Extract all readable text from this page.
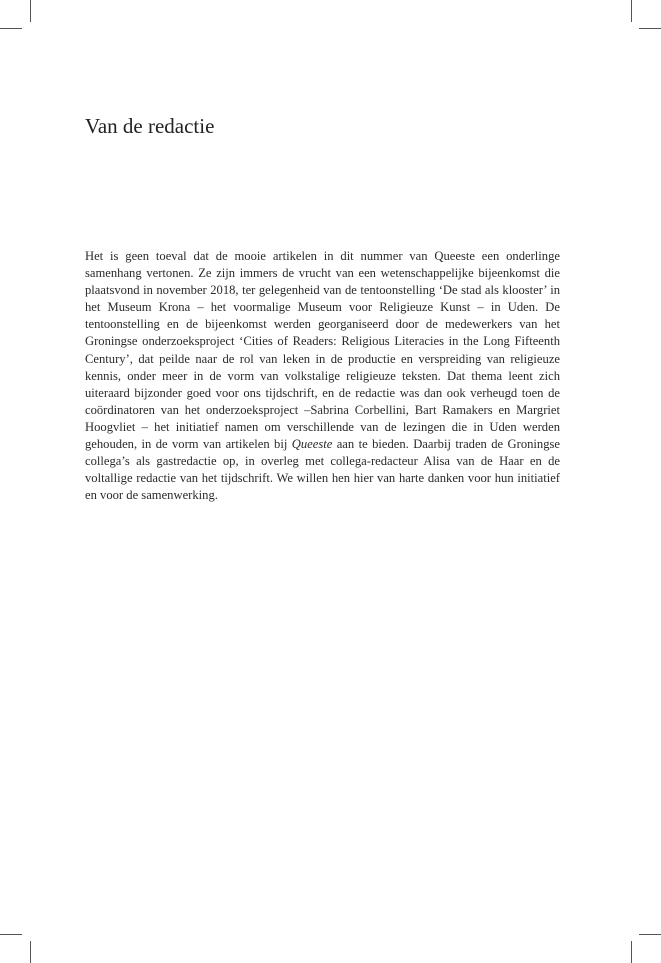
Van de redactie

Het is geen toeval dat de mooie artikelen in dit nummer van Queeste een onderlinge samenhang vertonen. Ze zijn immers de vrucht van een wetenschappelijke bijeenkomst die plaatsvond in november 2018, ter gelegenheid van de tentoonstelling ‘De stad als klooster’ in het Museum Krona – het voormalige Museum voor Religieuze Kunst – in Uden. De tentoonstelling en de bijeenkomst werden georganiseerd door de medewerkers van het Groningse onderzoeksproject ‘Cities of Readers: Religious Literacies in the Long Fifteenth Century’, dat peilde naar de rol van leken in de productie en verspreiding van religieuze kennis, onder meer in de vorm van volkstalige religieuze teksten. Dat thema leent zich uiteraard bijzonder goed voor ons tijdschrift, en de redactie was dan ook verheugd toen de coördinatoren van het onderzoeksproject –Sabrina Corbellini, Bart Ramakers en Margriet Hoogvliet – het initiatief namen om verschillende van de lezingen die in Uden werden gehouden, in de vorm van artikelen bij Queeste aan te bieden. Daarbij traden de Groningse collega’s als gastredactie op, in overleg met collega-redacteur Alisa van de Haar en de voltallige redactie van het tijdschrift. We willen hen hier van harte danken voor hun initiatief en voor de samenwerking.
---
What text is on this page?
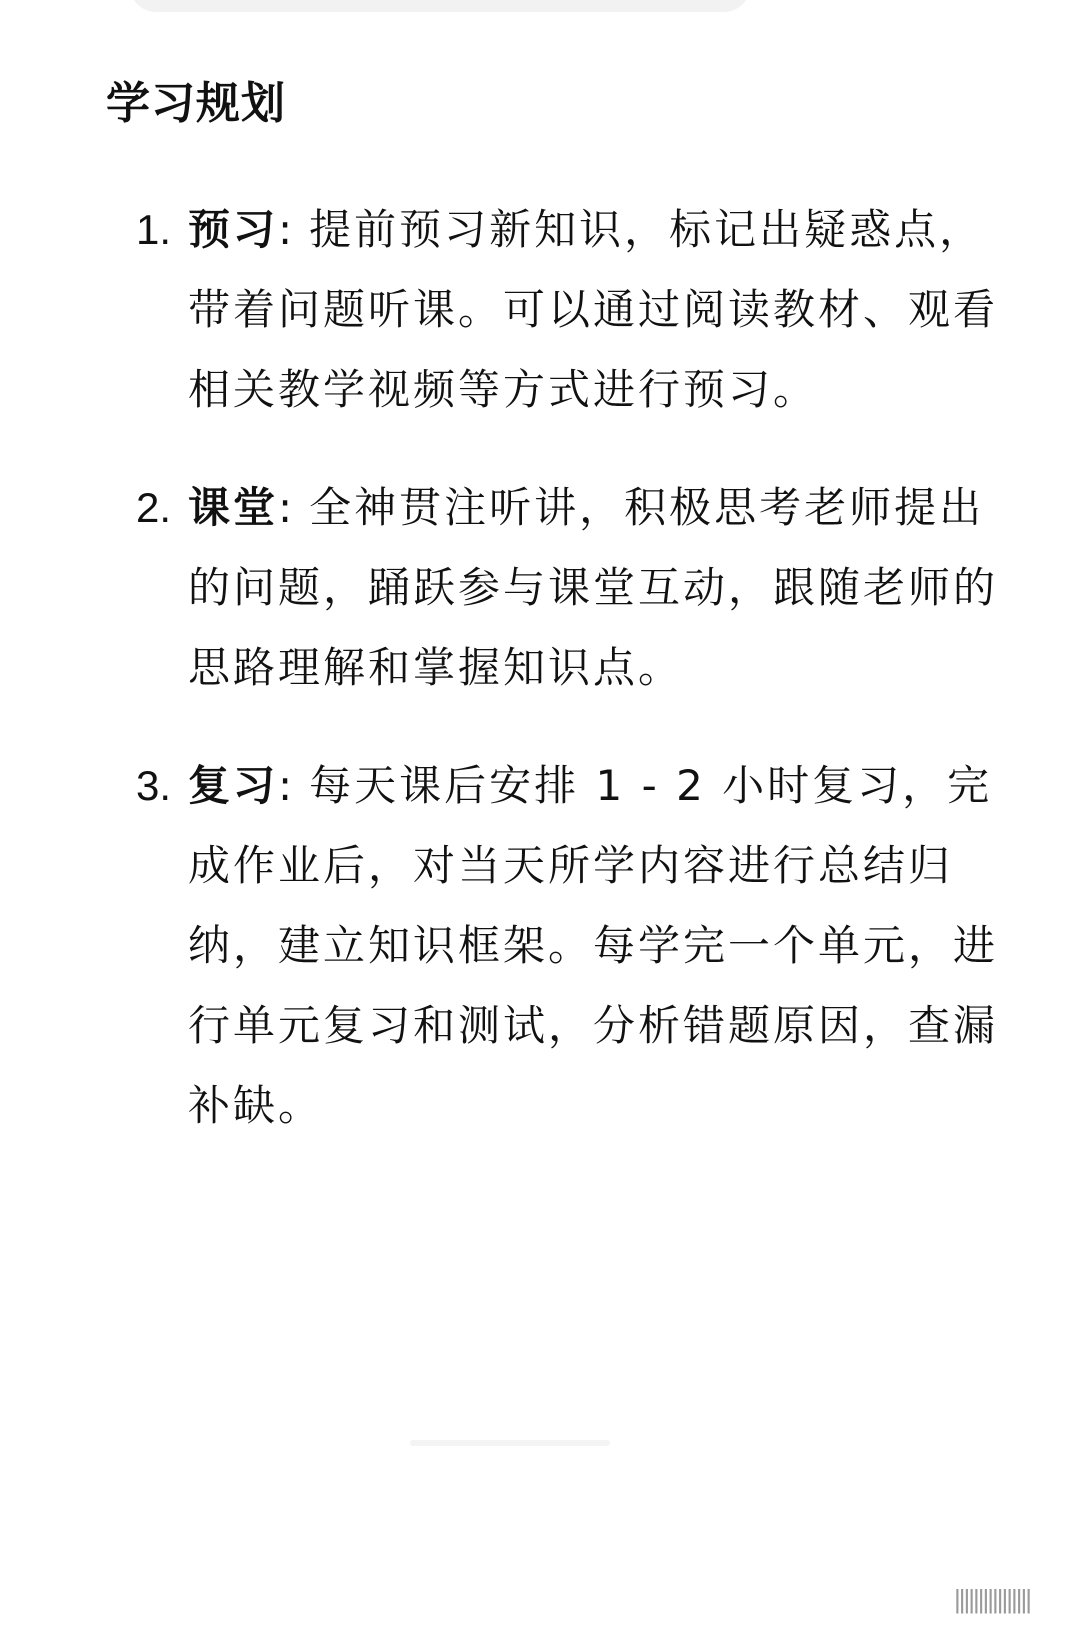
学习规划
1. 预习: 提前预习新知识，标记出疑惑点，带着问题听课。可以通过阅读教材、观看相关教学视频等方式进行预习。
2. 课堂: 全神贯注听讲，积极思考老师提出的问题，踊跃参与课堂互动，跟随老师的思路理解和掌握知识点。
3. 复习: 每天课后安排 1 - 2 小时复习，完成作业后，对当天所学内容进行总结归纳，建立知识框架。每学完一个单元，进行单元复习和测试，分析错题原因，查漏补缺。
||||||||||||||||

* [WORK TO DO]: Report how many lines above hold the string "page", giving nothing but the number.

* [TASK SOLUTION]: 2